■ **Stated goal**:
Using the data below, copy each line that includes the word "options".
───
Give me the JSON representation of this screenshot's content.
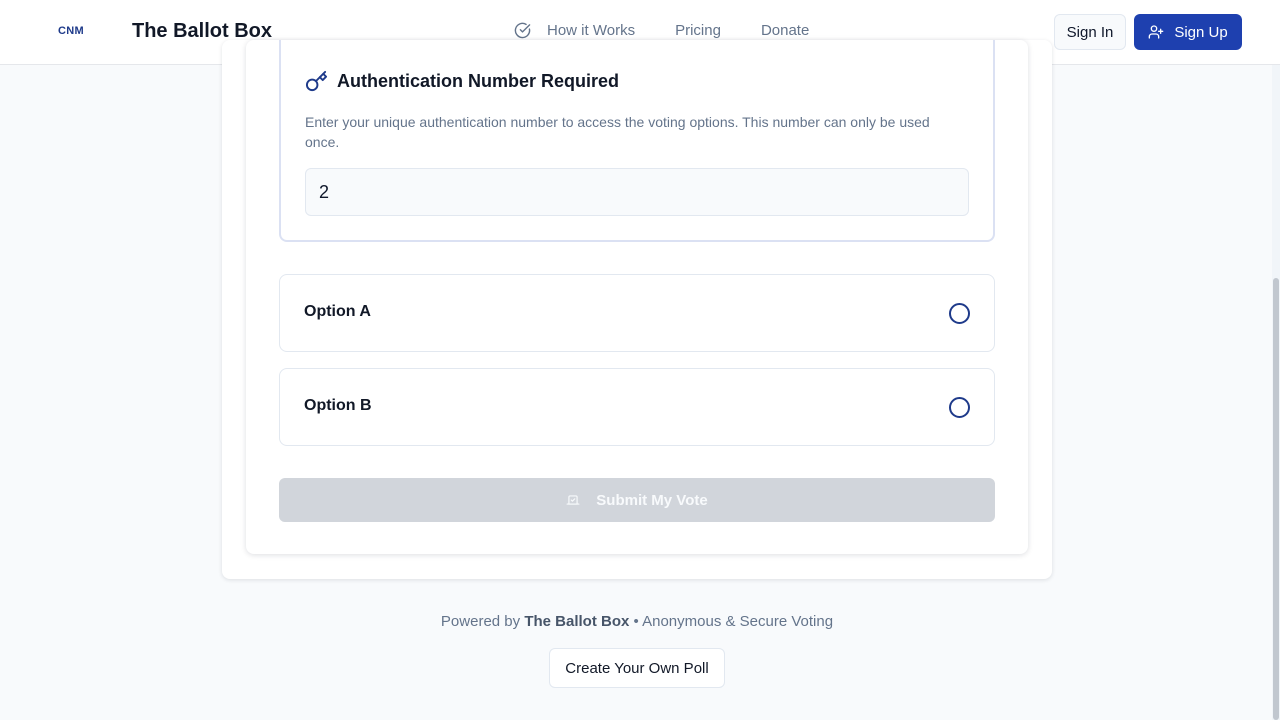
{
  "header": {
    "logo_text": "CNM",
    "brand": "The Ballot Box",
    "nav": [
      {
        "label": "How it Works",
        "icon": "check-circle-icon"
      },
      {
        "label": "Pricing"
      },
      {
        "label": "Donate"
      }
    ],
    "sign_in": "Sign In",
    "sign_up": "Sign Up",
    "sign_up_icon": "user-plus-icon"
  },
  "auth": {
    "icon": "key-icon",
    "title": "Authentication Number Required",
    "description": "Enter your unique authentication number to access the voting options. This number can only be used once.",
    "input_value": "2"
  },
  "options": [
    {
      "label": "Option A",
      "selected": false
    },
    {
      "label": "Option B",
      "selected": false
    }
  ],
  "submit": {
    "label": "Submit My Vote",
    "icon": "ballot-box-icon",
    "disabled": true
  },
  "footer": {
    "powered_by": "Powered by",
    "brand": "The Ballot Box",
    "separator": "•",
    "tagline": "Anonymous & Secure Voting",
    "create_poll": "Create Your Own Poll"
  },
  "colors": {
    "primary": "#1e40af",
    "radio_border": "#1e3a8a",
    "disabled_button": "#d1d5db",
    "background": "#f8fafc"
  }
}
───
■ **Result of this task**:
    "description": "Enter your unique authentication number to access the voting options. This number can only be used once.",
  "options": [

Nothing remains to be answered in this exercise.